▶ _Set task_
Locate all lines with the word "Beam" and copy them out.

▶ _Given entries_
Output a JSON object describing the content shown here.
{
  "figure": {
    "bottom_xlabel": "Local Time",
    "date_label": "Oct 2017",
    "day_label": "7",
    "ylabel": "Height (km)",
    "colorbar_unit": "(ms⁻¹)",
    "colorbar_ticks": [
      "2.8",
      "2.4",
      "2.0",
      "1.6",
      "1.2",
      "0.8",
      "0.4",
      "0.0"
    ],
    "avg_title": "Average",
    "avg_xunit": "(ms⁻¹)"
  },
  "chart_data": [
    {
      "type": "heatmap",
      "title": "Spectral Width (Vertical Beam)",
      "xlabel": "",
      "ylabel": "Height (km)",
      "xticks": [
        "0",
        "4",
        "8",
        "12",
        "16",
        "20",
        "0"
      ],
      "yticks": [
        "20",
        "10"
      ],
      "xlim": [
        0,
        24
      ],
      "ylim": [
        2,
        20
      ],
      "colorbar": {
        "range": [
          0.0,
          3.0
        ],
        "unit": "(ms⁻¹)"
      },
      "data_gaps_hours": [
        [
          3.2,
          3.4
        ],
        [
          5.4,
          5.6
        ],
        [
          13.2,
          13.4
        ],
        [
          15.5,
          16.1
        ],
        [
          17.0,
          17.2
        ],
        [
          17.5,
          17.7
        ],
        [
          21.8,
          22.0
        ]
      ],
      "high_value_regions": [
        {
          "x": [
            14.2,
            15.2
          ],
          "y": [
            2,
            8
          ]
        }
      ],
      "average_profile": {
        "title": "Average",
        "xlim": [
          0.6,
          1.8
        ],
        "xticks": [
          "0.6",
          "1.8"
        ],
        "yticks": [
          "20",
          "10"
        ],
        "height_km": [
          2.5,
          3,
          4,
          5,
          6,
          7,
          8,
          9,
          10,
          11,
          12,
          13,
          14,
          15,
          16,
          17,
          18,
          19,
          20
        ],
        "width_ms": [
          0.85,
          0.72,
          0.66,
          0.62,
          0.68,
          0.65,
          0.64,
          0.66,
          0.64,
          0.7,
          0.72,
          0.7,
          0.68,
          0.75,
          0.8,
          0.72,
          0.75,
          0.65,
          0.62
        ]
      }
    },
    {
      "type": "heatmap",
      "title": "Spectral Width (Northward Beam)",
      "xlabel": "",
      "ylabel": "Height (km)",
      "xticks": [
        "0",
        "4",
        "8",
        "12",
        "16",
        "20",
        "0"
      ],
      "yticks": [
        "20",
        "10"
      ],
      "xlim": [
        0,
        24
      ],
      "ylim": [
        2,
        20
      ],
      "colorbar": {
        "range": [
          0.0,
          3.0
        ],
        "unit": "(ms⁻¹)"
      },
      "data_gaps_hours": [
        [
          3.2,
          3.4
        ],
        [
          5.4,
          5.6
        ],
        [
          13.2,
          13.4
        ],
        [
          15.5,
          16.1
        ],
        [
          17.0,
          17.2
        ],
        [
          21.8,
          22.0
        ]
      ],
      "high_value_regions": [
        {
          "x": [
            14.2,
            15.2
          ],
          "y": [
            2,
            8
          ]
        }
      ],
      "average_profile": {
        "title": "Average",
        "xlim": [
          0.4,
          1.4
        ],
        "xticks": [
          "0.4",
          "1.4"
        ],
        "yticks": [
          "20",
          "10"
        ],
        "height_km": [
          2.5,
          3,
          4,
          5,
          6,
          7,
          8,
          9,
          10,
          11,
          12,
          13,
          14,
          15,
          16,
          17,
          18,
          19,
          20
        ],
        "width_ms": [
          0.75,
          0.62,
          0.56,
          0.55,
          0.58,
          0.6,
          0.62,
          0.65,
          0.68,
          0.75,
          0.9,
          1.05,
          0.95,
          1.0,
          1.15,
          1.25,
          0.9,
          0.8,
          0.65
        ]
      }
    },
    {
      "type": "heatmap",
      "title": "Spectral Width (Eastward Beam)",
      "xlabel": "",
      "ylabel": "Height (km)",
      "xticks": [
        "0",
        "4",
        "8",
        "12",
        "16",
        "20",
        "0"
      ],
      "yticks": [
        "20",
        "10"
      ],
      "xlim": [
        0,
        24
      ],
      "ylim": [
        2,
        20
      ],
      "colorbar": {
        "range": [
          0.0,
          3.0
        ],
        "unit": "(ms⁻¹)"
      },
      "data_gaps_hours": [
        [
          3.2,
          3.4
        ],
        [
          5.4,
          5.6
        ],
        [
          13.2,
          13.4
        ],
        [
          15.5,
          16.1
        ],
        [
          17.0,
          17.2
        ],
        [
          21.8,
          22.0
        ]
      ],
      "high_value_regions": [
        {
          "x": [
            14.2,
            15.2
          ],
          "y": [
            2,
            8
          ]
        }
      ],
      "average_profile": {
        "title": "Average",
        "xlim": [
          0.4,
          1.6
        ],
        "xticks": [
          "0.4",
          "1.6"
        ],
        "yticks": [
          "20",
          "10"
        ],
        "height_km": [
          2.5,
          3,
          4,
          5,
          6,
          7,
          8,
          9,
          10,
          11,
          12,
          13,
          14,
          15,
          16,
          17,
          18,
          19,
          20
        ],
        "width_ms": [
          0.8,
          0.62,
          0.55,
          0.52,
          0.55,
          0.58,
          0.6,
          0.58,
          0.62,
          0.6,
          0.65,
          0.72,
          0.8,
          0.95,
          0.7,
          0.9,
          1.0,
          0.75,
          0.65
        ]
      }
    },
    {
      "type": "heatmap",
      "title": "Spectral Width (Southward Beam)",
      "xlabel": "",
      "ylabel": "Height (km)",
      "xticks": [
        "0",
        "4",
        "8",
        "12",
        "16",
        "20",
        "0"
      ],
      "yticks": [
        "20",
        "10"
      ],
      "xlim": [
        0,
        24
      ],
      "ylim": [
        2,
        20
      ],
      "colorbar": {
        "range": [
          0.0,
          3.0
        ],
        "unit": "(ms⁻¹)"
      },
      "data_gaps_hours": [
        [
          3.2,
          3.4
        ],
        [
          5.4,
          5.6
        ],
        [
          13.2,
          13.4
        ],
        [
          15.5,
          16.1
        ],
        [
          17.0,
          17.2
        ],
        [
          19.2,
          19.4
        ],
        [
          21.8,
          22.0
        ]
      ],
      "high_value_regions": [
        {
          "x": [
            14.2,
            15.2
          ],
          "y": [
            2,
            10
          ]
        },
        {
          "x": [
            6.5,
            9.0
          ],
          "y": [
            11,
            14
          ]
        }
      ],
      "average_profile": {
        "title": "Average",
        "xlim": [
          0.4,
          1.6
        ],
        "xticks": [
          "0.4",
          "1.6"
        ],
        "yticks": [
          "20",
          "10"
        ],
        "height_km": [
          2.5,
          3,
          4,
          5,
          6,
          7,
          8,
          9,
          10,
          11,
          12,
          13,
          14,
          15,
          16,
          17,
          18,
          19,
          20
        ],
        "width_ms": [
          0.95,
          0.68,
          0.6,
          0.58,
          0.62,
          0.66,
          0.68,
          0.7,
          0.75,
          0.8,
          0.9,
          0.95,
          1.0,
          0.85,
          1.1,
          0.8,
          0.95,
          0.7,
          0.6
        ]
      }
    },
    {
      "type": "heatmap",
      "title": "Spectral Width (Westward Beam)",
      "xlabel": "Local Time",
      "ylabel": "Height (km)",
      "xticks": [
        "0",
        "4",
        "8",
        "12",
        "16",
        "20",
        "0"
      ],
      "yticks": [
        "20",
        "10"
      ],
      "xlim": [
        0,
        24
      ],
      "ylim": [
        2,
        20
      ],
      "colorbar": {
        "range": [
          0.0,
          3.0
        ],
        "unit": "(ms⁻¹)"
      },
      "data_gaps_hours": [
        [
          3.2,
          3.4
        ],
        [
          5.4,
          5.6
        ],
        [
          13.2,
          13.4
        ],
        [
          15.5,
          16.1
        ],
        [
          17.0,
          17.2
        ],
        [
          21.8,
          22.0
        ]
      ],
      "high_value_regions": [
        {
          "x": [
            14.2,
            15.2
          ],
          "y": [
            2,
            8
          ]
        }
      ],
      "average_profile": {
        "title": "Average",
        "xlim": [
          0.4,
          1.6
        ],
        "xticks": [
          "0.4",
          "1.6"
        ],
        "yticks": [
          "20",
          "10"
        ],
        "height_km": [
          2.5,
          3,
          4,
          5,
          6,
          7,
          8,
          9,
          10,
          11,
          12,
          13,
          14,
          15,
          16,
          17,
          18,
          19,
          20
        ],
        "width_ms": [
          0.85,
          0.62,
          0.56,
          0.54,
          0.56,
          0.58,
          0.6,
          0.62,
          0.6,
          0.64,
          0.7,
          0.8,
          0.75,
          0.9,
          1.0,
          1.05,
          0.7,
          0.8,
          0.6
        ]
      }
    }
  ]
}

▶ _Solution below_
      "title": "Spectral Width (Vertical Beam)",
      "title": "Spectral Width (Northward Beam)",
      "title": "Spectral Width (Eastward Beam)",
      "title": "Spectral Width (Southward Beam)",
      "title": "Spectral Width (Westward Beam)",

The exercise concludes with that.